**Directions for this task**
Transcribe all of the material exactly. Any picture in it should be left out.

— BEGIN Exercise materials —

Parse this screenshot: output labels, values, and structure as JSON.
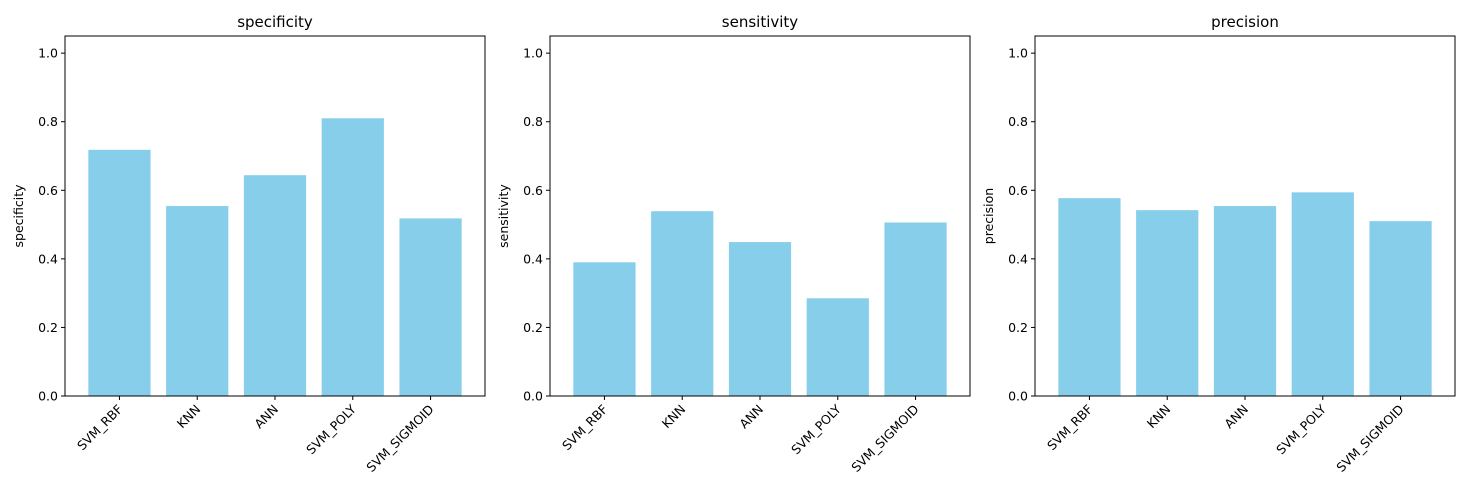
{
  "chart_data": [
    {
      "type": "bar",
      "title": "specificity",
      "xlabel": "",
      "ylabel": "specificity",
      "categories": [
        "SVM_RBF",
        "KNN",
        "ANN",
        "SVM_POLY",
        "SVM_SIGMOID"
      ],
      "values": [
        0.718,
        0.554,
        0.644,
        0.81,
        0.518
      ],
      "ylim": [
        0,
        1.05
      ],
      "yticks": [
        "0.0",
        "0.2",
        "0.4",
        "0.6",
        "0.8",
        "1.0"
      ],
      "color": "#87ceeb",
      "grid": false
    },
    {
      "type": "bar",
      "title": "sensitivity",
      "xlabel": "",
      "ylabel": "sensitivity",
      "categories": [
        "SVM_RBF",
        "KNN",
        "ANN",
        "SVM_POLY",
        "SVM_SIGMOID"
      ],
      "values": [
        0.39,
        0.539,
        0.449,
        0.285,
        0.506
      ],
      "ylim": [
        0,
        1.05
      ],
      "yticks": [
        "0.0",
        "0.2",
        "0.4",
        "0.6",
        "0.8",
        "1.0"
      ],
      "color": "#87ceeb",
      "grid": false
    },
    {
      "type": "bar",
      "title": "precision",
      "xlabel": "",
      "ylabel": "precision",
      "categories": [
        "SVM_RBF",
        "KNN",
        "ANN",
        "SVM_POLY",
        "SVM_SIGMOID"
      ],
      "values": [
        0.577,
        0.542,
        0.554,
        0.594,
        0.51
      ],
      "ylim": [
        0,
        1.05
      ],
      "yticks": [
        "0.0",
        "0.2",
        "0.4",
        "0.6",
        "0.8",
        "1.0"
      ],
      "color": "#87ceeb",
      "grid": false
    }
  ]
}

— END Exercise materials —

**Result of the task**
Parse this screenshot: output labels, values, and structure as JSON.
{
  "chart_data": [
    {
      "type": "bar",
      "title": "specificity",
      "xlabel": "",
      "ylabel": "specificity",
      "categories": [
        "SVM_RBF",
        "KNN",
        "ANN",
        "SVM_POLY",
        "SVM_SIGMOID"
      ],
      "values": [
        0.718,
        0.554,
        0.644,
        0.81,
        0.518
      ],
      "ylim": [
        0,
        1.05
      ],
      "yticks": [
        "0.0",
        "0.2",
        "0.4",
        "0.6",
        "0.8",
        "1.0"
      ],
      "color": "#87ceeb",
      "grid": false
    },
    {
      "type": "bar",
      "title": "sensitivity",
      "xlabel": "",
      "ylabel": "sensitivity",
      "categories": [
        "SVM_RBF",
        "KNN",
        "ANN",
        "SVM_POLY",
        "SVM_SIGMOID"
      ],
      "values": [
        0.39,
        0.539,
        0.449,
        0.285,
        0.506
      ],
      "ylim": [
        0,
        1.05
      ],
      "yticks": [
        "0.0",
        "0.2",
        "0.4",
        "0.6",
        "0.8",
        "1.0"
      ],
      "color": "#87ceeb",
      "grid": false
    },
    {
      "type": "bar",
      "title": "precision",
      "xlabel": "",
      "ylabel": "precision",
      "categories": [
        "SVM_RBF",
        "KNN",
        "ANN",
        "SVM_POLY",
        "SVM_SIGMOID"
      ],
      "values": [
        0.577,
        0.542,
        0.554,
        0.594,
        0.51
      ],
      "ylim": [
        0,
        1.05
      ],
      "yticks": [
        "0.0",
        "0.2",
        "0.4",
        "0.6",
        "0.8",
        "1.0"
      ],
      "color": "#87ceeb",
      "grid": false
    }
  ]
}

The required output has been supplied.